= RECORDS SUPPLIED =

►

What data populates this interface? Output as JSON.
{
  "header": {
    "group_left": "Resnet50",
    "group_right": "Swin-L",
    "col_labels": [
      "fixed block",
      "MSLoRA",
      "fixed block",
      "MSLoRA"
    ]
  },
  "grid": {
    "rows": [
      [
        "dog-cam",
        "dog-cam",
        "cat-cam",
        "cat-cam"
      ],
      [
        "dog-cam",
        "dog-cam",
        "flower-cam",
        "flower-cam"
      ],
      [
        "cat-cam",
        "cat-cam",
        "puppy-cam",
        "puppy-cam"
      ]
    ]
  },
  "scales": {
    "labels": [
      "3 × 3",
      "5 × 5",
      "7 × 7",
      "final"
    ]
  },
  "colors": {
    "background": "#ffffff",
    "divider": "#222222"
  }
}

◄

= SET EXERCISE =
Each record above should be restated word for word.

= CORRECT OUTPUT =
What data populates this interface? Output as JSON.
{
  "header": {
    "group_left": "Resnet50",
    "group_right": "Swin-L",
    "col_labels": [
      "fixed block",
      "MSLoRA",
      "fixed block",
      "MSLoRA"
    ]
  },
  "grid": {
    "rows": [
      [
        "dog-cam",
        "dog-cam",
        "cat-cam",
        "cat-cam"
      ],
      [
        "dog-cam",
        "dog-cam",
        "flower-cam",
        "flower-cam"
      ],
      [
        "cat-cam",
        "cat-cam",
        "puppy-cam",
        "puppy-cam"
      ]
    ]
  },
  "scales": {
    "labels": [
      "3 × 3",
      "5 × 5",
      "7 × 7",
      "final"
    ]
  },
  "colors": {
    "background": "#ffffff",
    "divider": "#222222"
  }
}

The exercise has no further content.